Exercise aim
Print the whole listing exactly.
+++ Records for the task
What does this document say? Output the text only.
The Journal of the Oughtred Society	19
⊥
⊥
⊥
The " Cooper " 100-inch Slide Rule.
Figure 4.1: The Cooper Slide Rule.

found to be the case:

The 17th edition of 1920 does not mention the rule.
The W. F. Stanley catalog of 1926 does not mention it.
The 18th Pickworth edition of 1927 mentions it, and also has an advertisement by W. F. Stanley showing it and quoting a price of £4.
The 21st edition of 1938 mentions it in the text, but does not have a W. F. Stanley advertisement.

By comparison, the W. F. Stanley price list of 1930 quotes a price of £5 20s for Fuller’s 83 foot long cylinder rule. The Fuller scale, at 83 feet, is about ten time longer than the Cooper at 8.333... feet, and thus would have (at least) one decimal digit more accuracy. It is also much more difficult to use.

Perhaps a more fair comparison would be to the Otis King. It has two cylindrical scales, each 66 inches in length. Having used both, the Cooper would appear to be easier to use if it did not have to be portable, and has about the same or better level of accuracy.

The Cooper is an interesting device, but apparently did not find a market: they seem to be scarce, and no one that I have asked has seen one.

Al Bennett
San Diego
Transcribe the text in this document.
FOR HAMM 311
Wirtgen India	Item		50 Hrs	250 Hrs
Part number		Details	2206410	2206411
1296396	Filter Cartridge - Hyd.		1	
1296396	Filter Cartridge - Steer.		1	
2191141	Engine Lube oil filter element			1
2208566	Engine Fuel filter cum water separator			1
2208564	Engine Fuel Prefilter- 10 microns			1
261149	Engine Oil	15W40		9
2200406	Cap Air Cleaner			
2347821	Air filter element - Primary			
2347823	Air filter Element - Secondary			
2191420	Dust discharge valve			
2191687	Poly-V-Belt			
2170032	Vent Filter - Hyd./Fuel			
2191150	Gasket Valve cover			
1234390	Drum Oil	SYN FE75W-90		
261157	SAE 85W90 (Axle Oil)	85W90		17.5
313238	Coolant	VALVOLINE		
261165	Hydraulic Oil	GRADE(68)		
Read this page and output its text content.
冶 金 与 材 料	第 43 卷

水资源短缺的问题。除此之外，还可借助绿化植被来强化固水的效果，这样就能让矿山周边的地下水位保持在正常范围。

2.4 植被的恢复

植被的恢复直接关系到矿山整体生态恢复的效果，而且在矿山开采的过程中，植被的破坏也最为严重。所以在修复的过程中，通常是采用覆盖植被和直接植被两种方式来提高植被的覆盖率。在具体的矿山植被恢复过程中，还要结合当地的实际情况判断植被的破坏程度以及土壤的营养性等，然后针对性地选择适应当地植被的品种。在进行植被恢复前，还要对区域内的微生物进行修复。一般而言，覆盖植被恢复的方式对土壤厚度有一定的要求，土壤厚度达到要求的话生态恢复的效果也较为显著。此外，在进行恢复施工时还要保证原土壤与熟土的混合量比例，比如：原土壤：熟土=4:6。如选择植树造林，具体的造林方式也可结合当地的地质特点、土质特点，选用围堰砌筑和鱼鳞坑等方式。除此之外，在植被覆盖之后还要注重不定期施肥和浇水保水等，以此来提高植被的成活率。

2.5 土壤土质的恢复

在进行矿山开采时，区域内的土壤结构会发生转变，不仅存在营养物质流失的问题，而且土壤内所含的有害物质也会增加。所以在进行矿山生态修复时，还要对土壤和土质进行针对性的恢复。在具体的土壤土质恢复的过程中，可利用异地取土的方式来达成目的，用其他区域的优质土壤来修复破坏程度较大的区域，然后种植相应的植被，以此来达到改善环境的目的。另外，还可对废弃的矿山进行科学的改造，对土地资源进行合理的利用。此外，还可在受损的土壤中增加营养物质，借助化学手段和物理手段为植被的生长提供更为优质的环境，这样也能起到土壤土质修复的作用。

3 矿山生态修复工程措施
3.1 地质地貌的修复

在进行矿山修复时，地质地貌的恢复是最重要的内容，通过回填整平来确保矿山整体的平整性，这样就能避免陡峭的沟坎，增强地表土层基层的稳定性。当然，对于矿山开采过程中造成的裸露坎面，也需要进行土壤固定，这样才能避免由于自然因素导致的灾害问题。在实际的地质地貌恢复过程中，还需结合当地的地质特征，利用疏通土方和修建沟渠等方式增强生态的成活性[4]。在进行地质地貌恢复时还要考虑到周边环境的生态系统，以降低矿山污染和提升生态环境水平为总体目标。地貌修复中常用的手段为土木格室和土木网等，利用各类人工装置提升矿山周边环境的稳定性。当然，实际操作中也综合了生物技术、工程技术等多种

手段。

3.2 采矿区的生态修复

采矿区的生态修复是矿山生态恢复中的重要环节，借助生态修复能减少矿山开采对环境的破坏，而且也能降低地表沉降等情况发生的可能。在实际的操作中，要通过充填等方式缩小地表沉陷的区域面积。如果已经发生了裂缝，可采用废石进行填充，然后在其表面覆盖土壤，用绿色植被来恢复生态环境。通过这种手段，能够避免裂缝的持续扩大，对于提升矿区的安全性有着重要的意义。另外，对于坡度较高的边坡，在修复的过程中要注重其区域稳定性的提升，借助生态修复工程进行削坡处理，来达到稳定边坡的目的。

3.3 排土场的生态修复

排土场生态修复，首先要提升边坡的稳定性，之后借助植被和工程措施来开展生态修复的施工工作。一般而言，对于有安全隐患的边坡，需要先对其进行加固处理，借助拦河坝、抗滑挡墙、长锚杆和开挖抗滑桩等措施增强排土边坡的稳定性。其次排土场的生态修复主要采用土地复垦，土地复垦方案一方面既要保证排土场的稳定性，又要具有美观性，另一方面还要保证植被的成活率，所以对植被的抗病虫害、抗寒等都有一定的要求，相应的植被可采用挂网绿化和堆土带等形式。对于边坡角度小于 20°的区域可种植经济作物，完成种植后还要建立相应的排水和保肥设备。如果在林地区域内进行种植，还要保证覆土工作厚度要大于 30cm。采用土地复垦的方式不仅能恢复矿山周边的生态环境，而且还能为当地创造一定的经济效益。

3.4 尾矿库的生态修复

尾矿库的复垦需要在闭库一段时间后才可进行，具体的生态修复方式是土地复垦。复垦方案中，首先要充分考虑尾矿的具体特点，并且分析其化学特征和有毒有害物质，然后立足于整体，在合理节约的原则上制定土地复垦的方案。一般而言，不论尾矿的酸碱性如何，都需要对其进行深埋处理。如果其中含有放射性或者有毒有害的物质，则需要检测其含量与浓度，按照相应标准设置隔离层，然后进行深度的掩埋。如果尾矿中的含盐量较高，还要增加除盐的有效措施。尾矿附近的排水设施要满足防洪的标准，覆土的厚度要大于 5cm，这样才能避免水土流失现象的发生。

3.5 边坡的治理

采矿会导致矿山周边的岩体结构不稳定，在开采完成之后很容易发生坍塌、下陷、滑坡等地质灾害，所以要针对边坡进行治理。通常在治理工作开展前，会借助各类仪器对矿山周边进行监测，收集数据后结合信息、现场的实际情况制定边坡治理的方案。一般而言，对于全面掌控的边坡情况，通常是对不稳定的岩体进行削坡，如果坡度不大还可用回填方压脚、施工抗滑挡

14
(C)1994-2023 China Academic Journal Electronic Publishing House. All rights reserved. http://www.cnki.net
++++++
The response
What does this document say? Output the text only.
The Journal of the Oughtred Society	19
⊥
⊥
⊥
The " Cooper " 100-inch Slide Rule.
Figure 4.1: The Cooper Slide Rule.

found to be the case:

The 17th edition of 1920 does not mention the rule.
The W. F. Stanley catalog of 1926 does not mention it.
The 18th Pickworth edition of 1927 mentions it, and also has an advertisement by W. F. Stanley showing it and quoting a price of £4.
The 21st edition of 1938 mentions it in the text, but does not have a W. F. Stanley advertisement.

By comparison, the W. F. Stanley price list of 1930 quotes a price of £5 20s for Fuller’s 83 foot long cylinder rule. The Fuller scale, at 83 feet, is about ten time longer than the Cooper at 8.333... feet, and thus would have (at least) one decimal digit more accuracy. It is also much more difficult to use.

Perhaps a more fair comparison would be to the Otis King. It has two cylindrical scales, each 66 inches in length. Having used both, the Cooper would appear to be easier to use if it did not have to be portable, and has about the same or better level of accuracy.

The Cooper is an interesting device, but apparently did not find a market: they seem to be scarce, and no one that I have asked has seen one.

Al Bennett
San Diego
Transcribe the text in this document.
FOR HAMM 311
Wirtgen India	Item		50 Hrs	250 Hrs
Part number		Details	2206410	2206411
1296396	Filter Cartridge - Hyd.		1	
1296396	Filter Cartridge - Steer.		1	
2191141	Engine Lube oil filter element			1
2208566	Engine Fuel filter cum water separator			1
2208564	Engine Fuel Prefilter- 10 microns			1
261149	Engine Oil	15W40		9
2200406	Cap Air Cleaner			
2347821	Air filter element - Primary			
2347823	Air filter Element - Secondary			
2191420	Dust discharge valve			
2191687	Poly-V-Belt			
2170032	Vent Filter - Hyd./Fuel			
2191150	Gasket Valve cover			
1234390	Drum Oil	SYN FE75W-90		
261157	SAE 85W90 (Axle Oil)	85W90		17.5
313238	Coolant	VALVOLINE		
261165	Hydraulic Oil	GRADE(68)		
Read this page and output its text content.
冶 金 与 材 料	第 43 卷

水资源短缺的问题。除此之外，还可借助绿化植被来强化固水的效果，这样就能让矿山周边的地下水位保持在正常范围。

2.4 植被的恢复

植被的恢复直接关系到矿山整体生态恢复的效果，而且在矿山开采的过程中，植被的破坏也最为严重。所以在修复的过程中，通常是采用覆盖植被和直接植被两种方式来提高植被的覆盖率。在具体的矿山植被恢复过程中，还要结合当地的实际情况判断植被的破坏程度以及土壤的营养性等，然后针对性地选择适应当地植被的品种。在进行植被恢复前，还要对区域内的微生物进行修复。一般而言，覆盖植被恢复的方式对土壤厚度有一定的要求，土壤厚度达到要求的话生态恢复的效果也较为显著。此外，在进行恢复施工时还要保证原土壤与熟土的混合量比例，比如：原土壤：熟土=4:6。如选择植树造林，具体的造林方式也可结合当地的地质特点、土质特点，选用围堰砌筑和鱼鳞坑等方式。除此之外，在植被覆盖之后还要注重不定期施肥和浇水保水等，以此来提高植被的成活率。

2.5 土壤土质的恢复

在进行矿山开采时，区域内的土壤结构会发生转变，不仅存在营养物质流失的问题，而且土壤内所含的有害物质也会增加。所以在进行矿山生态修复时，还要对土壤和土质进行针对性的恢复。在具体的土壤土质恢复的过程中，可利用异地取土的方式来达成目的，用其他区域的优质土壤来修复破坏程度较大的区域，然后种植相应的植被，以此来达到改善环境的目的。另外，还可对废弃的矿山进行科学的改造，对土地资源进行合理的利用。此外，还可在受损的土壤中增加营养物质，借助化学手段和物理手段为植被的生长提供更为优质的环境，这样也能起到土壤土质修复的作用。

3 矿山生态修复工程措施
3.1 地质地貌的修复

在进行矿山修复时，地质地貌的恢复是最重要的内容，通过回填整平来确保矿山整体的平整性，这样就能避免陡峭的沟坎，增强地表土层基层的稳定性。当然，对于矿山开采过程中造成的裸露坎面，也需要进行土壤固定，这样才能避免由于自然因素导致的灾害问题。在实际的地质地貌恢复过程中，还需结合当地的地质特征，利用疏通土方和修建沟渠等方式增强生态的成活性[4]。在进行地质地貌恢复时还要考虑到周边环境的生态系统，以降低矿山污染和提升生态环境水平为总体目标。地貌修复中常用的手段为土木格室和土木网等，利用各类人工装置提升矿山周边环境的稳定性。当然，实际操作中也综合了生物技术、工程技术等多种

手段。

3.2 采矿区的生态修复

采矿区的生态修复是矿山生态恢复中的重要环节，借助生态修复能减少矿山开采对环境的破坏，而且也能降低地表沉降等情况发生的可能。在实际的操作中，要通过充填等方式缩小地表沉陷的区域面积。如果已经发生了裂缝，可采用废石进行填充，然后在其表面覆盖土壤，用绿色植被来恢复生态环境。通过这种手段，能够避免裂缝的持续扩大，对于提升矿区的安全性有着重要的意义。另外，对于坡度较高的边坡，在修复的过程中要注重其区域稳定性的提升，借助生态修复工程进行削坡处理，来达到稳定边坡的目的。

3.3 排土场的生态修复

排土场生态修复，首先要提升边坡的稳定性，之后借助植被和工程措施来开展生态修复的施工工作。一般而言，对于有安全隐患的边坡，需要先对其进行加固处理，借助拦河坝、抗滑挡墙、长锚杆和开挖抗滑桩等措施增强排土边坡的稳定性。其次排土场的生态修复主要采用土地复垦，土地复垦方案一方面既要保证排土场的稳定性，又要具有美观性，另一方面还要保证植被的成活率，所以对植被的抗病虫害、抗寒等都有一定的要求，相应的植被可采用挂网绿化和堆土带等形式。对于边坡角度小于 20°的区域可种植经济作物，完成种植后还要建立相应的排水和保肥设备。如果在林地区域内进行种植，还要保证覆土工作厚度要大于 30cm。采用土地复垦的方式不仅能恢复矿山周边的生态环境，而且还能为当地创造一定的经济效益。

3.4 尾矿库的生态修复

尾矿库的复垦需要在闭库一段时间后才可进行，具体的生态修复方式是土地复垦。复垦方案中，首先要充分考虑尾矿的具体特点，并且分析其化学特征和有毒有害物质，然后立足于整体，在合理节约的原则上制定土地复垦的方案。一般而言，不论尾矿的酸碱性如何，都需要对其进行深埋处理。如果其中含有放射性或者有毒有害的物质，则需要检测其含量与浓度，按照相应标准设置隔离层，然后进行深度的掩埋。如果尾矿中的含盐量较高，还要增加除盐的有效措施。尾矿附近的排水设施要满足防洪的标准，覆土的厚度要大于 5cm，这样才能避免水土流失现象的发生。

3.5 边坡的治理

采矿会导致矿山周边的岩体结构不稳定，在开采完成之后很容易发生坍塌、下陷、滑坡等地质灾害，所以要针对边坡进行治理。通常在治理工作开展前，会借助各类仪器对矿山周边进行监测，收集数据后结合信息、现场的实际情况制定边坡治理的方案。一般而言，对于全面掌控的边坡情况，通常是对不稳定的岩体进行削坡，如果坡度不大还可用回填方压脚、施工抗滑挡

14
(C)1994-2023 China Academic Journal Electronic Publishing House. All rights reserved. http://www.cnki.net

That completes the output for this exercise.